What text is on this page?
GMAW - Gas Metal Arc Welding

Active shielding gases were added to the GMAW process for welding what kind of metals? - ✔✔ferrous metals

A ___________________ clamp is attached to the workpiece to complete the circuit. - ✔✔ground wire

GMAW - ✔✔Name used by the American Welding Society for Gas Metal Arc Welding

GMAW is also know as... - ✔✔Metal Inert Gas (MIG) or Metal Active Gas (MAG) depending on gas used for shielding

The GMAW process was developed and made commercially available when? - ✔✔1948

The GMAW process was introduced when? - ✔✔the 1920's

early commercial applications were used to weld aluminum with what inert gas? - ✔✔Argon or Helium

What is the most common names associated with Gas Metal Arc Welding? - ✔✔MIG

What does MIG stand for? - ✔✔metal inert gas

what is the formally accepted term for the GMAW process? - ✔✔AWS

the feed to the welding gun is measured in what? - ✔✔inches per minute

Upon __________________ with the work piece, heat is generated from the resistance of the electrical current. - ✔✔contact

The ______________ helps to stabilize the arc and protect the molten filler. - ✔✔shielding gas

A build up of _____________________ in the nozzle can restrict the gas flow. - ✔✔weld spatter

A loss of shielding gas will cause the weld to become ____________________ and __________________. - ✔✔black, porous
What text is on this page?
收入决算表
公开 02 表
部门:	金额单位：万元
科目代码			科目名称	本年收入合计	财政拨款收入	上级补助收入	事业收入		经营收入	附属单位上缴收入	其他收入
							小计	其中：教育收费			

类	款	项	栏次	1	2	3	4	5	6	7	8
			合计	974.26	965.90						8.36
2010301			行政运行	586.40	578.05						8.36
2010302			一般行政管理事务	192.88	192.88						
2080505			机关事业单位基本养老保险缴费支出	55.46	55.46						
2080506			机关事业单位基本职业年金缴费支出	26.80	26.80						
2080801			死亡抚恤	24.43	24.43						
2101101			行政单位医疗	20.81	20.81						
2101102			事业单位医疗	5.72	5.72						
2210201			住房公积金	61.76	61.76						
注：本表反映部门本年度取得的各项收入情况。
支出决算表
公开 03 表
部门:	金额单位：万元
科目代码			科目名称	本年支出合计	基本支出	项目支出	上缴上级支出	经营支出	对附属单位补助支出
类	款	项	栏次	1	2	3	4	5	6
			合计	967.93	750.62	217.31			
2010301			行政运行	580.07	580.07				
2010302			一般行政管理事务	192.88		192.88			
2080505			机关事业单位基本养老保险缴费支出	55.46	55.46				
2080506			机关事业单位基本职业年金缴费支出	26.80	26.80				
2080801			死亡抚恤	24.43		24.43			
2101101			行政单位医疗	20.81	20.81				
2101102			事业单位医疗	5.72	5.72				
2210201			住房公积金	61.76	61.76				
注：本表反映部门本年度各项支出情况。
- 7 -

_ _ _ _ _ _ _

> [TASK PROMPT]:
All of the entries need to be reproduced exactly; please write them out.

> [RESPONSE TO THE TASK]:
What text is on this page?
GMAW - Gas Metal Arc Welding

Active shielding gases were added to the GMAW process for welding what kind of metals? - ✔✔ferrous metals

A ___________________ clamp is attached to the workpiece to complete the circuit. - ✔✔ground wire

GMAW - ✔✔Name used by the American Welding Society for Gas Metal Arc Welding

GMAW is also know as... - ✔✔Metal Inert Gas (MIG) or Metal Active Gas (MAG) depending on gas used for shielding

The GMAW process was developed and made commercially available when? - ✔✔1948

The GMAW process was introduced when? - ✔✔the 1920's

early commercial applications were used to weld aluminum with what inert gas? - ✔✔Argon or Helium

What is the most common names associated with Gas Metal Arc Welding? - ✔✔MIG

What does MIG stand for? - ✔✔metal inert gas

what is the formally accepted term for the GMAW process? - ✔✔AWS

the feed to the welding gun is measured in what? - ✔✔inches per minute

Upon __________________ with the work piece, heat is generated from the resistance of the electrical current. - ✔✔contact

The ______________ helps to stabilize the arc and protect the molten filler. - ✔✔shielding gas

A build up of _____________________ in the nozzle can restrict the gas flow. - ✔✔weld spatter

A loss of shielding gas will cause the weld to become ____________________ and __________________. - ✔✔black, porous
What text is on this page?
收入决算表
公开 02 表
部门:	金额单位：万元
科目代码			科目名称	本年收入合计	财政拨款收入	上级补助收入	事业收入		经营收入	附属单位上缴收入	其他收入
							小计	其中：教育收费			

类	款	项	栏次	1	2	3	4	5	6	7	8
			合计	974.26	965.90						8.36
2010301			行政运行	586.40	578.05						8.36
2010302			一般行政管理事务	192.88	192.88						
2080505			机关事业单位基本养老保险缴费支出	55.46	55.46						
2080506			机关事业单位基本职业年金缴费支出	26.80	26.80						
2080801			死亡抚恤	24.43	24.43						
2101101			行政单位医疗	20.81	20.81						
2101102			事业单位医疗	5.72	5.72						
2210201			住房公积金	61.76	61.76						
注：本表反映部门本年度取得的各项收入情况。
支出决算表
公开 03 表
部门:	金额单位：万元
科目代码			科目名称	本年支出合计	基本支出	项目支出	上缴上级支出	经营支出	对附属单位补助支出
类	款	项	栏次	1	2	3	4	5	6
			合计	967.93	750.62	217.31			
2010301			行政运行	580.07	580.07				
2010302			一般行政管理事务	192.88		192.88			
2080505			机关事业单位基本养老保险缴费支出	55.46	55.46				
2080506			机关事业单位基本职业年金缴费支出	26.80	26.80				
2080801			死亡抚恤	24.43		24.43			
2101101			行政单位医疗	20.81	20.81				
2101102			事业单位医疗	5.72	5.72				
2210201			住房公积金	61.76	61.76				
注：本表反映部门本年度各项支出情况。
- 7 -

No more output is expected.